Exercise aim - Each entry that follows is to be retyped exactly. Pictures do not belong in the copy.

Records supplied -
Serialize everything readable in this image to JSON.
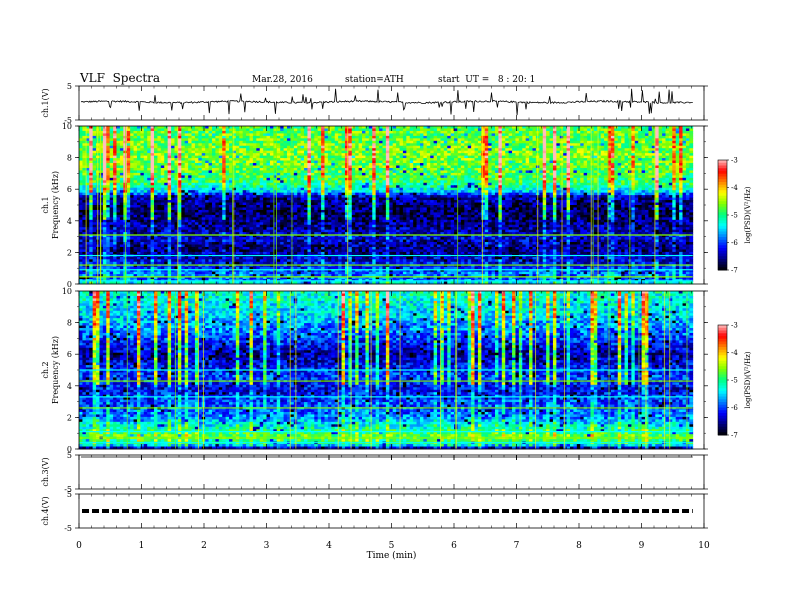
{
  "header": {
    "title": "VLF  Spectra",
    "date": "Mar.28, 2016",
    "station": "station=ATH",
    "start": "start  UT =   8 : 20: 1"
  },
  "chart_data": {
    "type": "heatmap",
    "xlabel": "Time  (min)",
    "xlim": [
      0,
      10
    ],
    "x_ticks": [
      "0",
      "1",
      "2",
      "3",
      "4",
      "5",
      "6",
      "7",
      "8",
      "9",
      "10"
    ],
    "colors": {
      "colormap": [
        "#000000",
        "#000080",
        "#0000ff",
        "#0080ff",
        "#00ffff",
        "#00ff80",
        "#80ff00",
        "#ffff00",
        "#ff8000",
        "#ff0000",
        "#ffc0c0"
      ],
      "trace": "#000000",
      "axis": "#000000"
    },
    "panels": [
      {
        "id": "ch1V",
        "kind": "waveform",
        "ylabel": "ch.1(V)",
        "ylim": [
          -5,
          5
        ],
        "y_ticks": [
          "5",
          "-5"
        ],
        "mean": 0.3,
        "amplitude": 0.5,
        "spikes": true
      },
      {
        "id": "ch1spec",
        "kind": "spectrogram",
        "ylabel": "ch.1",
        "ylabel2": "Frequency  (kHz)",
        "ylim": [
          0,
          10
        ],
        "y_ticks": [
          "0",
          "2",
          "4",
          "6",
          "8",
          "10"
        ],
        "data_end_min": 9.82,
        "profile_khz": [
          0,
          0.3,
          0.6,
          1.0,
          1.5,
          2.2,
          3.0,
          3.5,
          4.5,
          5.5,
          5.9,
          6.5,
          8.0,
          10.0
        ],
        "profile_level": [
          -5.2,
          -6.0,
          -5.8,
          -6.1,
          -6.3,
          -6.6,
          -6.3,
          -6.5,
          -6.7,
          -6.5,
          -5.4,
          -4.9,
          -4.6,
          -4.8
        ],
        "lines_khz": [
          0.2,
          0.45,
          0.9,
          1.2,
          1.8,
          3.1
        ],
        "colorbar": {
          "label": "log(PSD)(V²/Hz)",
          "range": [
            -7,
            -3
          ],
          "ticks": [
            "-3",
            "-4",
            "-5",
            "-6",
            "-7"
          ]
        }
      },
      {
        "id": "ch2spec",
        "kind": "spectrogram",
        "ylabel": "ch.2",
        "ylabel2": "Frequency  (kHz)",
        "ylim": [
          0,
          10
        ],
        "y_ticks": [
          "0",
          "2",
          "4",
          "6",
          "8",
          "10"
        ],
        "data_end_min": 9.82,
        "profile_khz": [
          0,
          0.3,
          0.8,
          1.3,
          2.0,
          3.0,
          3.8,
          4.5,
          5.2,
          6.0,
          7.0,
          8.5,
          10.0
        ],
        "profile_level": [
          -6.8,
          -5.2,
          -4.7,
          -5.2,
          -5.8,
          -6.0,
          -6.3,
          -6.0,
          -6.2,
          -6.5,
          -6.0,
          -5.5,
          -5.2
        ],
        "lines_khz": [
          0.4,
          0.7,
          1.1,
          2.6,
          3.3,
          4.3,
          5.0
        ],
        "colorbar": {
          "label": "log(PSD)(V²/Hz)",
          "range": [
            -7,
            -3
          ],
          "ticks": [
            "-3",
            "-4",
            "-5",
            "-6",
            "-7"
          ]
        }
      },
      {
        "id": "ch3V",
        "kind": "waveform",
        "ylabel": "ch.3(V)",
        "ylim": [
          -5,
          5
        ],
        "y_ticks": [
          "5",
          "-5"
        ],
        "mean": 5.0,
        "amplitude": 0.0,
        "spikes": false
      },
      {
        "id": "ch4V",
        "kind": "waveform",
        "ylabel": "ch.4(V)",
        "ylim": [
          -5,
          5
        ],
        "y_ticks": [
          "5",
          "-5"
        ],
        "mean": 0.0,
        "amplitude": 0.0,
        "dashed": true
      }
    ]
  }
}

The answer -
Serialize everything readable in this image to JSON.
{
  "header": {
    "title": "VLF  Spectra",
    "date": "Mar.28, 2016",
    "station": "station=ATH",
    "start": "start  UT =   8 : 20: 1"
  },
  "chart_data": {
    "type": "heatmap",
    "xlabel": "Time  (min)",
    "xlim": [
      0,
      10
    ],
    "x_ticks": [
      "0",
      "1",
      "2",
      "3",
      "4",
      "5",
      "6",
      "7",
      "8",
      "9",
      "10"
    ],
    "colors": {
      "colormap": [
        "#000000",
        "#000080",
        "#0000ff",
        "#0080ff",
        "#00ffff",
        "#00ff80",
        "#80ff00",
        "#ffff00",
        "#ff8000",
        "#ff0000",
        "#ffc0c0"
      ],
      "trace": "#000000",
      "axis": "#000000"
    },
    "panels": [
      {
        "id": "ch1V",
        "kind": "waveform",
        "ylabel": "ch.1(V)",
        "ylim": [
          -5,
          5
        ],
        "y_ticks": [
          "5",
          "-5"
        ],
        "mean": 0.3,
        "amplitude": 0.5,
        "spikes": true
      },
      {
        "id": "ch1spec",
        "kind": "spectrogram",
        "ylabel": "ch.1",
        "ylabel2": "Frequency  (kHz)",
        "ylim": [
          0,
          10
        ],
        "y_ticks": [
          "0",
          "2",
          "4",
          "6",
          "8",
          "10"
        ],
        "data_end_min": 9.82,
        "profile_khz": [
          0,
          0.3,
          0.6,
          1.0,
          1.5,
          2.2,
          3.0,
          3.5,
          4.5,
          5.5,
          5.9,
          6.5,
          8.0,
          10.0
        ],
        "profile_level": [
          -5.2,
          -6.0,
          -5.8,
          -6.1,
          -6.3,
          -6.6,
          -6.3,
          -6.5,
          -6.7,
          -6.5,
          -5.4,
          -4.9,
          -4.6,
          -4.8
        ],
        "lines_khz": [
          0.2,
          0.45,
          0.9,
          1.2,
          1.8,
          3.1
        ],
        "colorbar": {
          "label": "log(PSD)(V²/Hz)",
          "range": [
            -7,
            -3
          ],
          "ticks": [
            "-3",
            "-4",
            "-5",
            "-6",
            "-7"
          ]
        }
      },
      {
        "id": "ch2spec",
        "kind": "spectrogram",
        "ylabel": "ch.2",
        "ylabel2": "Frequency  (kHz)",
        "ylim": [
          0,
          10
        ],
        "y_ticks": [
          "0",
          "2",
          "4",
          "6",
          "8",
          "10"
        ],
        "data_end_min": 9.82,
        "profile_khz": [
          0,
          0.3,
          0.8,
          1.3,
          2.0,
          3.0,
          3.8,
          4.5,
          5.2,
          6.0,
          7.0,
          8.5,
          10.0
        ],
        "profile_level": [
          -6.8,
          -5.2,
          -4.7,
          -5.2,
          -5.8,
          -6.0,
          -6.3,
          -6.0,
          -6.2,
          -6.5,
          -6.0,
          -5.5,
          -5.2
        ],
        "lines_khz": [
          0.4,
          0.7,
          1.1,
          2.6,
          3.3,
          4.3,
          5.0
        ],
        "colorbar": {
          "label": "log(PSD)(V²/Hz)",
          "range": [
            -7,
            -3
          ],
          "ticks": [
            "-3",
            "-4",
            "-5",
            "-6",
            "-7"
          ]
        }
      },
      {
        "id": "ch3V",
        "kind": "waveform",
        "ylabel": "ch.3(V)",
        "ylim": [
          -5,
          5
        ],
        "y_ticks": [
          "5",
          "-5"
        ],
        "mean": 5.0,
        "amplitude": 0.0,
        "spikes": false
      },
      {
        "id": "ch4V",
        "kind": "waveform",
        "ylabel": "ch.4(V)",
        "ylim": [
          -5,
          5
        ],
        "y_ticks": [
          "5",
          "-5"
        ],
        "mean": 0.0,
        "amplitude": 0.0,
        "dashed": true
      }
    ]
  }
}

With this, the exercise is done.